» **PROBLEM REQUIREMENTS**
Note how many lines hold the string "运行中变压器油水分含量测定法" and give that number without any other words.

Begin DATA FOR PROCESSING

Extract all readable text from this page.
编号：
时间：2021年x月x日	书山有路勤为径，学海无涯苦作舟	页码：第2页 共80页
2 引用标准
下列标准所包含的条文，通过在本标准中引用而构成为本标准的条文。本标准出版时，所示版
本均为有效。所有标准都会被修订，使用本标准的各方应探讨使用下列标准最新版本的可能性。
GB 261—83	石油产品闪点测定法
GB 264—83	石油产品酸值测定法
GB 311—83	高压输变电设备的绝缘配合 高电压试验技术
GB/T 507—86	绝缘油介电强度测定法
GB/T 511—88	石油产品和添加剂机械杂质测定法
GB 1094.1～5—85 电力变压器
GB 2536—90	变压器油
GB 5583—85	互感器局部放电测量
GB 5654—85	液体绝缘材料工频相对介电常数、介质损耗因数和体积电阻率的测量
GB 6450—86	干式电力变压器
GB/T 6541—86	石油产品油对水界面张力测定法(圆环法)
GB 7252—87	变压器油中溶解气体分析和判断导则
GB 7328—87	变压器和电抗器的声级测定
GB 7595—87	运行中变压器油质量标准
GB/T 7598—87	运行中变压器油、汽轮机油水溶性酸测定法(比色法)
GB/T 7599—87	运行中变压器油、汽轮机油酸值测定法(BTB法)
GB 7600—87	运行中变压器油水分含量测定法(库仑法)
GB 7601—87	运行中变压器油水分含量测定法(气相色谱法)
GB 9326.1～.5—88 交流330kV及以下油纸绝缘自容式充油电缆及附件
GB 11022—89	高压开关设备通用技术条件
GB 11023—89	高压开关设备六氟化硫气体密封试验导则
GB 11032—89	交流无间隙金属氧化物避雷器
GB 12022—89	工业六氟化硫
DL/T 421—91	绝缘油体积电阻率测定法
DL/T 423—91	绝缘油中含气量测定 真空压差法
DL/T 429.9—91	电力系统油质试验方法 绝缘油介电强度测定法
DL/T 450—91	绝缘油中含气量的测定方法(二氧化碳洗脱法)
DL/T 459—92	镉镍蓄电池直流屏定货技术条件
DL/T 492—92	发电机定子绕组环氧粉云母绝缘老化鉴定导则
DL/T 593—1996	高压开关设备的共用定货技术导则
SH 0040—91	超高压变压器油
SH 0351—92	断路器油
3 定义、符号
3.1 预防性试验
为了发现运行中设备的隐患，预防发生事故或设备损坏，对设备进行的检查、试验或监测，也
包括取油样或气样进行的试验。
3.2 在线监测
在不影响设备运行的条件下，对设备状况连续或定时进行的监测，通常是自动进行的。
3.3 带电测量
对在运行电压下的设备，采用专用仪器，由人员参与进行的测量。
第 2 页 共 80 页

End DATA FOR PROCESSING

» **REPLY TO THE EXERCISE**
2